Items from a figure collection
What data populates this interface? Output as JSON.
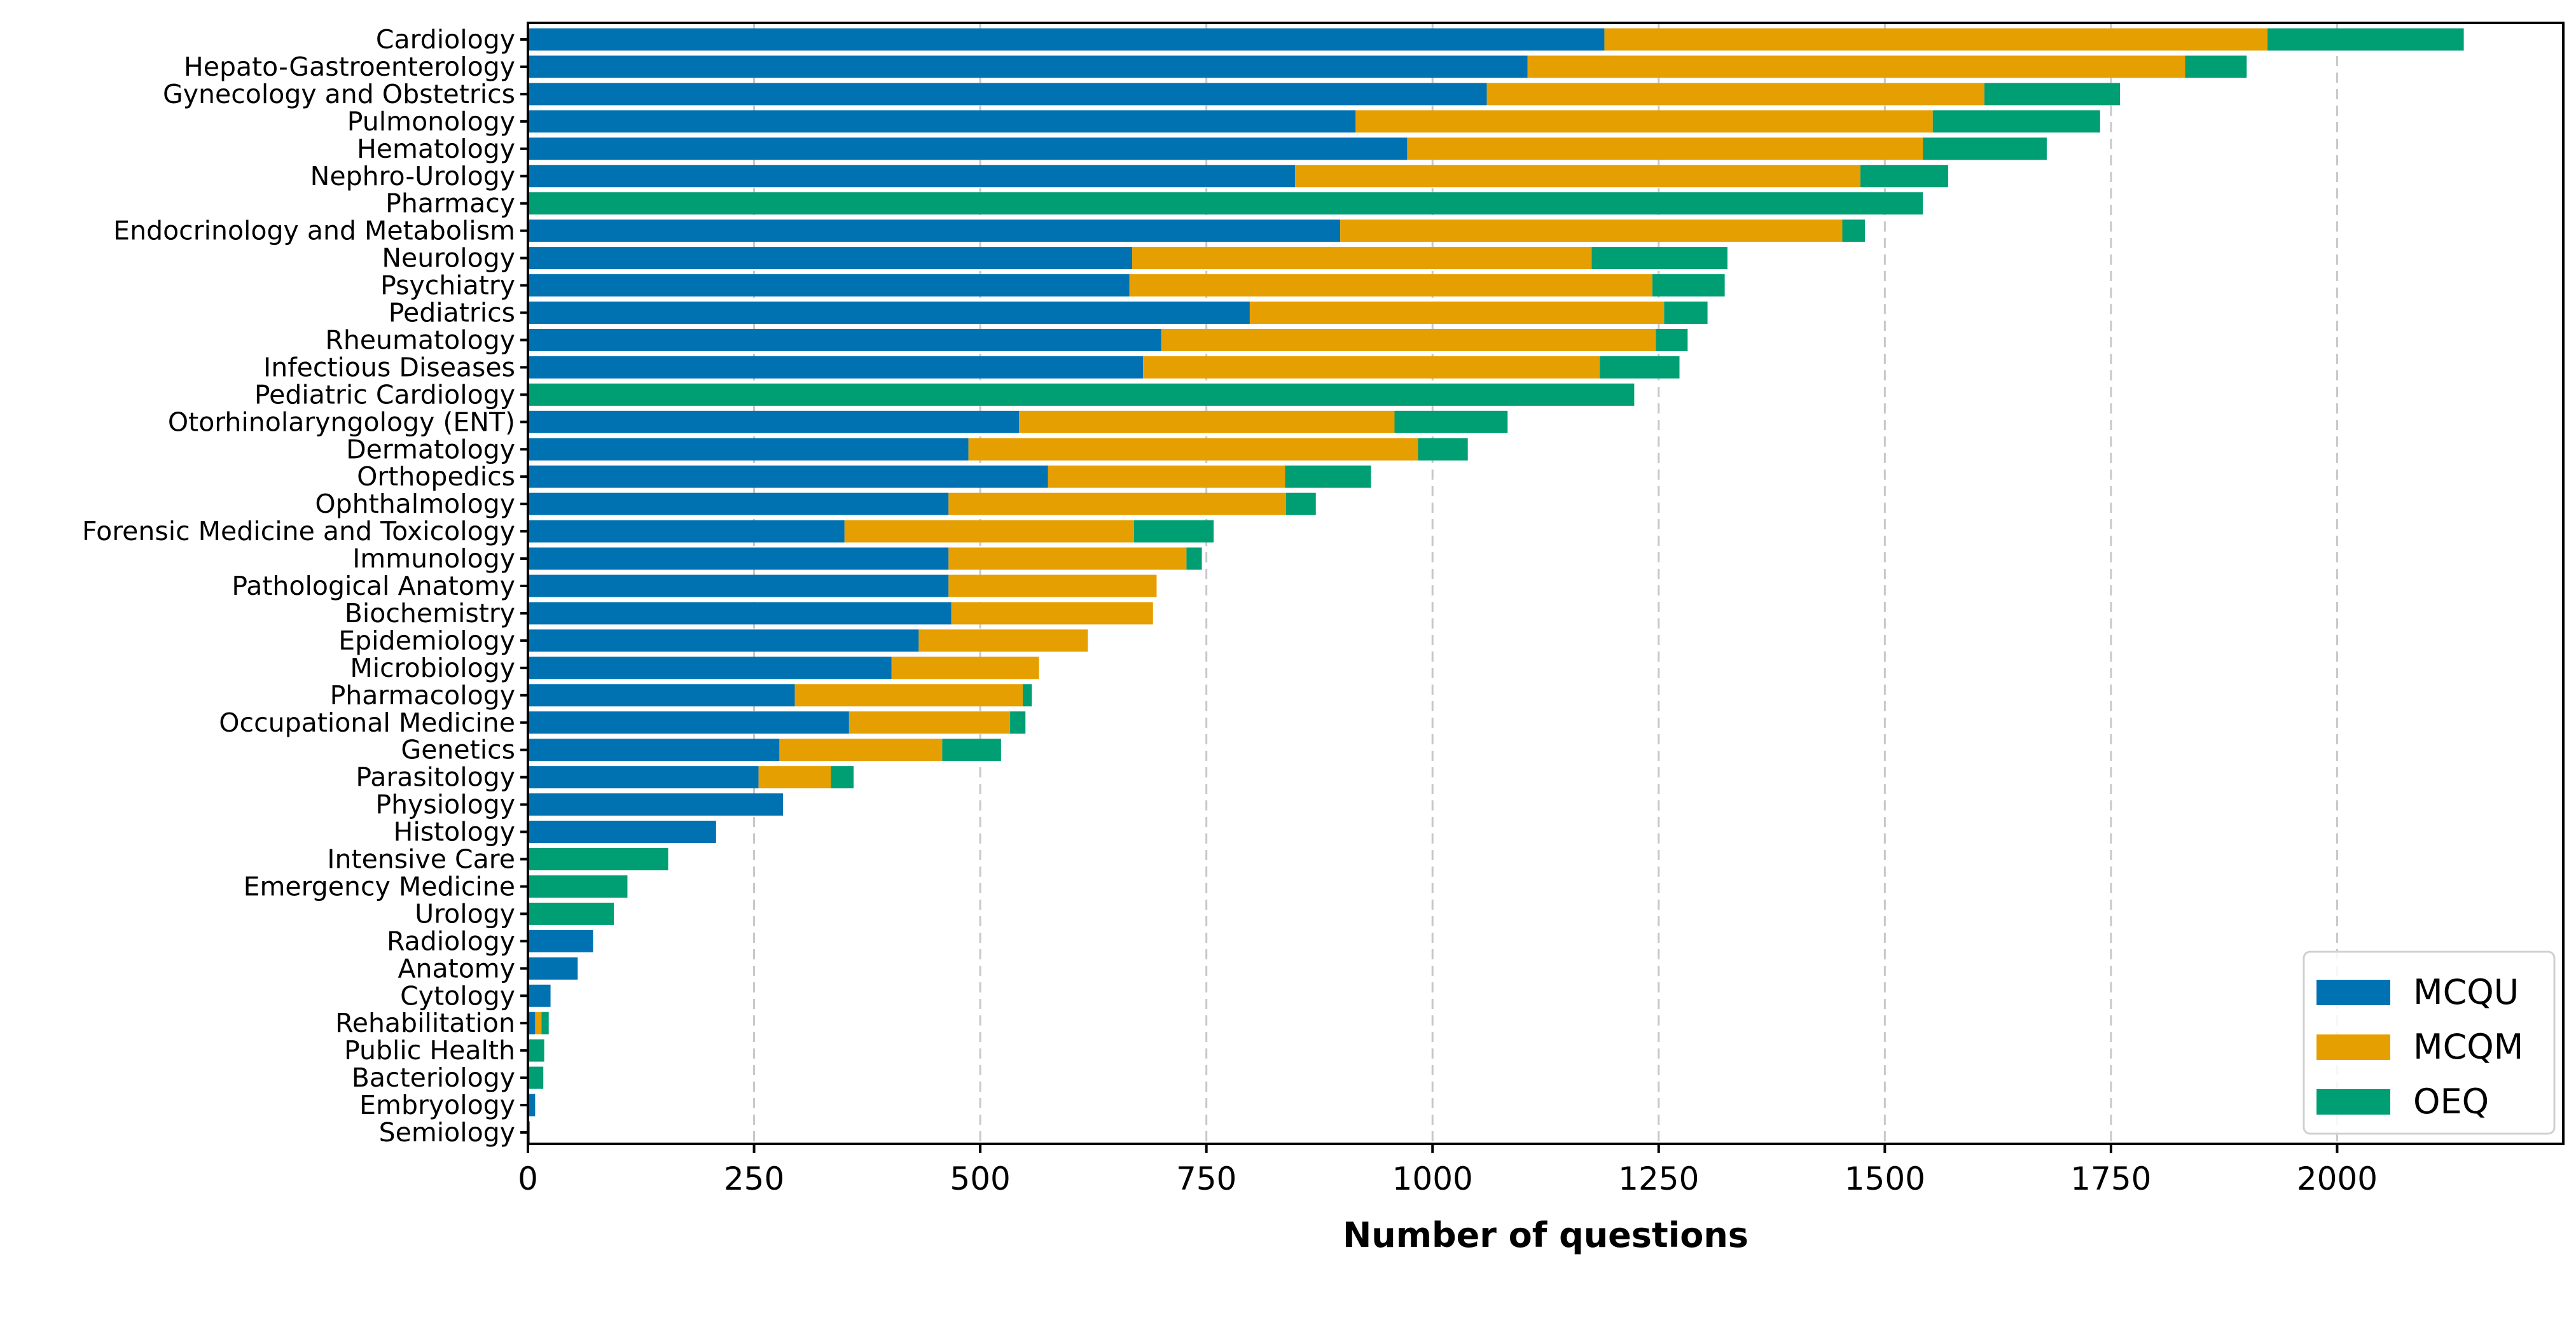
{
  "chart_data": {
    "type": "bar",
    "orientation": "horizontal",
    "stacked": true,
    "title": "",
    "xlabel": "Number of questions",
    "ylabel": "",
    "xlim": [
      0,
      2250
    ],
    "xticks": [
      0,
      250,
      500,
      750,
      1000,
      1250,
      1500,
      1750,
      2000
    ],
    "grid": "x-dashed",
    "legend_position": "lower-right",
    "categories": [
      "Cardiology",
      "Hepato-Gastroenterology",
      "Gynecology and Obstetrics",
      "Pulmonology",
      "Hematology",
      "Nephro-Urology",
      "Pharmacy",
      "Endocrinology and Metabolism",
      "Neurology",
      "Psychiatry",
      "Pediatrics",
      "Rheumatology",
      "Infectious Diseases",
      "Pediatric Cardiology",
      "Otorhinolaryngology (ENT)",
      "Dermatology",
      "Orthopedics",
      "Ophthalmology",
      "Forensic Medicine and Toxicology",
      "Immunology",
      "Pathological Anatomy",
      "Biochemistry",
      "Epidemiology",
      "Microbiology",
      "Pharmacology",
      "Occupational Medicine",
      "Genetics",
      "Parasitology",
      "Physiology",
      "Histology",
      "Intensive Care",
      "Emergency Medicine",
      "Urology",
      "Radiology",
      "Anatomy",
      "Cytology",
      "Rehabilitation",
      "Public Health",
      "Bacteriology",
      "Embryology",
      "Semiology"
    ],
    "series": [
      {
        "name": "MCQU",
        "color": "#0072b2",
        "values": [
          1190,
          1105,
          1060,
          915,
          972,
          848,
          0,
          898,
          668,
          665,
          798,
          700,
          680,
          0,
          543,
          487,
          575,
          465,
          350,
          465,
          465,
          468,
          432,
          402,
          295,
          355,
          278,
          255,
          282,
          208,
          0,
          0,
          0,
          72,
          55,
          25,
          8,
          0,
          0,
          8,
          2
        ]
      },
      {
        "name": "MCQM",
        "color": "#e69f00",
        "values": [
          733,
          727,
          550,
          638,
          570,
          625,
          0,
          555,
          508,
          578,
          458,
          547,
          505,
          0,
          415,
          497,
          262,
          373,
          320,
          263,
          230,
          223,
          187,
          163,
          252,
          178,
          180,
          80,
          0,
          0,
          0,
          0,
          0,
          0,
          0,
          0,
          7,
          0,
          0,
          0,
          0
        ]
      },
      {
        "name": "OEQ",
        "color": "#009e73",
        "values": [
          217,
          68,
          150,
          185,
          137,
          97,
          1542,
          25,
          150,
          80,
          48,
          35,
          88,
          1223,
          125,
          55,
          95,
          33,
          88,
          17,
          0,
          0,
          0,
          0,
          10,
          17,
          65,
          25,
          0,
          0,
          155,
          110,
          95,
          0,
          0,
          0,
          8,
          18,
          17,
          0,
          0
        ]
      }
    ]
  }
}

# Try it
Each line of the data that holds the word "Medicine" should be copied.

# Result
      "Forensic Medicine and Toxicology",
      "Occupational Medicine",
      "Emergency Medicine",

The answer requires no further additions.